#### [Task instructions]
Return the data exactly, with all pictures removed.

#### [Input]
------------------------------------

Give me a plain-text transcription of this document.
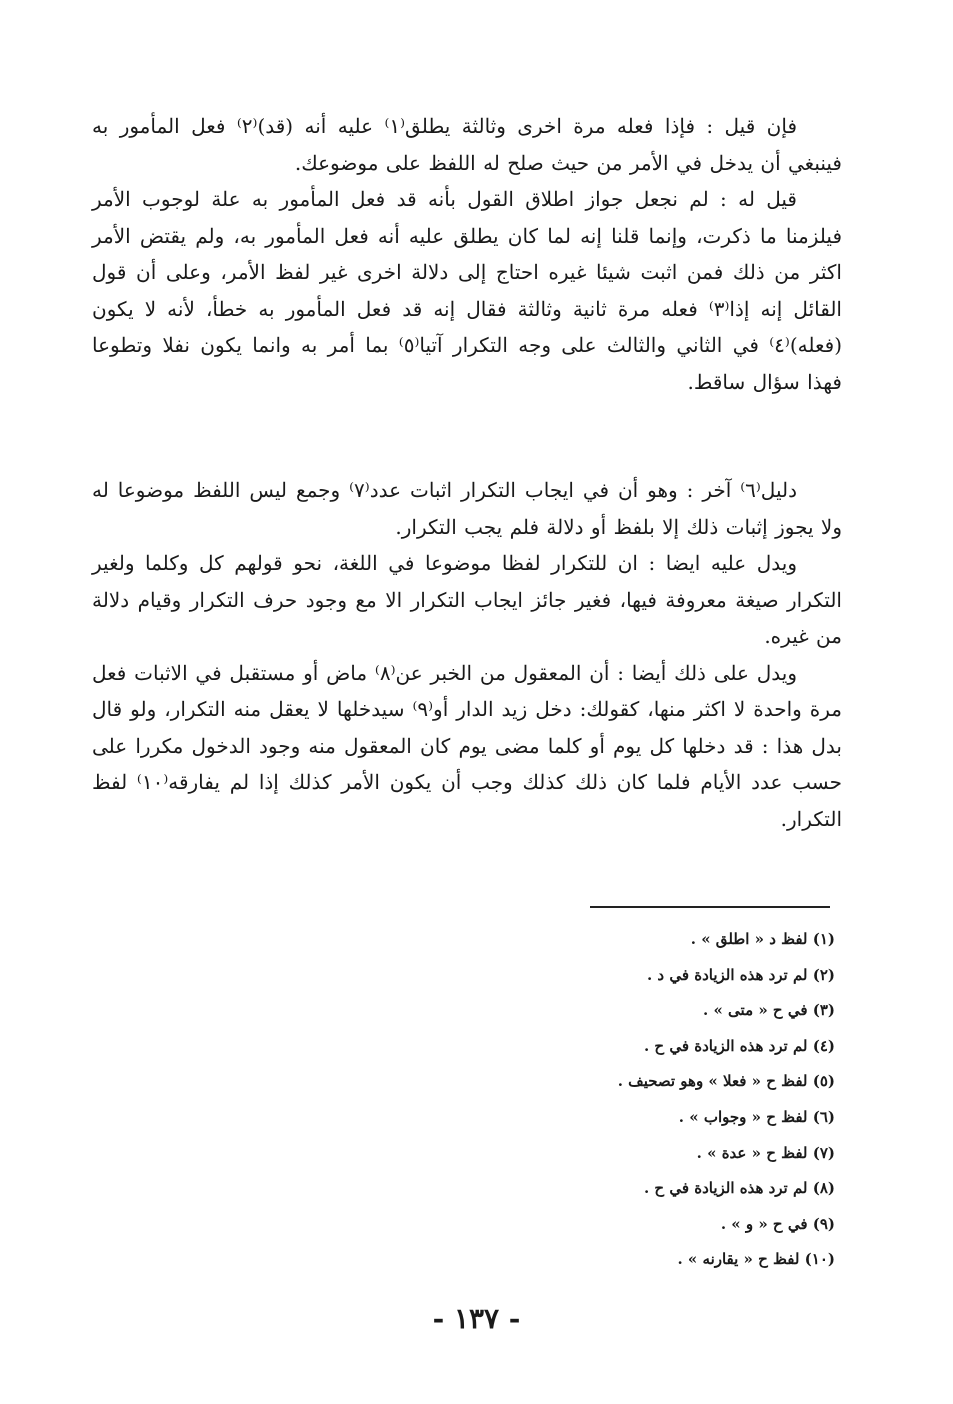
فإن قيل : فإذا فعله مرة اخرى وثالثة يطلق⁽١⁾ عليه أنه (قد)⁽٢⁾ فعل المأمور به فينبغي أن يدخل في الأمر من حيث صلح له اللفظ على موضوعك.

قيل له : لم نجعل جواز اطلاق القول بأنه قد فعل المأمور به علة لوجوب الأمر فيلزمنا ما ذكرت، وإنما قلنا إنه لما كان يطلق عليه أنه فعل المأمور به، ولم يقتض الأمر اكثر من ذلك فمن اثبت شيئا غيره احتاج إلى دلالة اخرى غير لفظ الأمر، وعلى أن قول القائل إنه إذا⁽٣⁾ فعله مرة ثانية وثالثة فقال إنه قد فعل المأمور به خطأ، لأنه لا يكون (فعله)⁽٤⁾ في الثاني والثالث على وجه التكرار آتيا⁽٥⁾ بما أمر به وانما يكون نفلا وتطوعا فهذا سؤال ساقط.

دليل⁽٦⁾ آخر : وهو أن في ايجاب التكرار اثبات عدد⁽٧⁾ وجمع ليس اللفظ موضوعا له ولا يجوز إثبات ذلك إلا بلفظ أو دلالة فلم يجب التكرار.

ويدل عليه ايضا : ان للتكرار لفظا موضوعا في اللغة، نحو قولهم كل وكلما ولغير التكرار صيغة معروفة فيها، فغير جائز ايجاب التكرار الا مع وجود حرف التكرار وقيام دلالة من غيره.

ويدل على ذلك أيضا : أن المعقول من الخبر عن⁽٨⁾ ماض أو مستقبل في الاثبات فعل مرة واحدة لا اكثر منها، كقولك: دخل زيد الدار أو⁽٩⁾ سيدخلها لا يعقل منه التكرار، ولو قال بدل هذا : قد دخلها كل يوم أو كلما مضى يوم كان المعقول منه وجود الدخول مكررا على حسب عدد الأيام فلما كان ذلك كذلك وجب أن يكون الأمر كذلك إذا لم يفارقه⁽١٠⁾ لفظ التكرار.

(١) لفظ د « اطلق » .
(٢) لم ترد هذه الزيادة في د .
(٣) في ح « متى » .
(٤) لم ترد هذه الزيادة في ح .
(٥) لفظ ح « فعلا » وهو تصحيف .
(٦) لفظ ح « وجواب » .
(٧) لفظ ح « عدة » .
(٨) لم ترد هذه الزيادة في ح .
(٩) في ح « و » .
(١٠) لفظ ح « يقارنه » .
- ١٣٧ -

------------------------------------

#### [The answer]
Give me a plain-text transcription of this document.
فإن قيل : فإذا فعله مرة اخرى وثالثة يطلق⁽١⁾ عليه أنه (قد)⁽٢⁾ فعل المأمور به فينبغي أن يدخل في الأمر من حيث صلح له اللفظ على موضوعك.

قيل له : لم نجعل جواز اطلاق القول بأنه قد فعل المأمور به علة لوجوب الأمر فيلزمنا ما ذكرت، وإنما قلنا إنه لما كان يطلق عليه أنه فعل المأمور به، ولم يقتض الأمر اكثر من ذلك فمن اثبت شيئا غيره احتاج إلى دلالة اخرى غير لفظ الأمر، وعلى أن قول القائل إنه إذا⁽٣⁾ فعله مرة ثانية وثالثة فقال إنه قد فعل المأمور به خطأ، لأنه لا يكون (فعله)⁽٤⁾ في الثاني والثالث على وجه التكرار آتيا⁽٥⁾ بما أمر به وانما يكون نفلا وتطوعا فهذا سؤال ساقط.

دليل⁽٦⁾ آخر : وهو أن في ايجاب التكرار اثبات عدد⁽٧⁾ وجمع ليس اللفظ موضوعا له ولا يجوز إثبات ذلك إلا بلفظ أو دلالة فلم يجب التكرار.

ويدل عليه ايضا : ان للتكرار لفظا موضوعا في اللغة، نحو قولهم كل وكلما ولغير التكرار صيغة معروفة فيها، فغير جائز ايجاب التكرار الا مع وجود حرف التكرار وقيام دلالة من غيره.

ويدل على ذلك أيضا : أن المعقول من الخبر عن⁽٨⁾ ماض أو مستقبل في الاثبات فعل مرة واحدة لا اكثر منها، كقولك: دخل زيد الدار أو⁽٩⁾ سيدخلها لا يعقل منه التكرار، ولو قال بدل هذا : قد دخلها كل يوم أو كلما مضى يوم كان المعقول منه وجود الدخول مكررا على حسب عدد الأيام فلما كان ذلك كذلك وجب أن يكون الأمر كذلك إذا لم يفارقه⁽١٠⁾ لفظ التكرار.

(١) لفظ د « اطلق » .
(٢) لم ترد هذه الزيادة في د .
(٣) في ح « متى » .
(٤) لم ترد هذه الزيادة في ح .
(٥) لفظ ح « فعلا » وهو تصحيف .
(٦) لفظ ح « وجواب » .
(٧) لفظ ح « عدة » .
(٨) لم ترد هذه الزيادة في ح .
(٩) في ح « و » .
(١٠) لفظ ح « يقارنه » .
- ١٣٧ -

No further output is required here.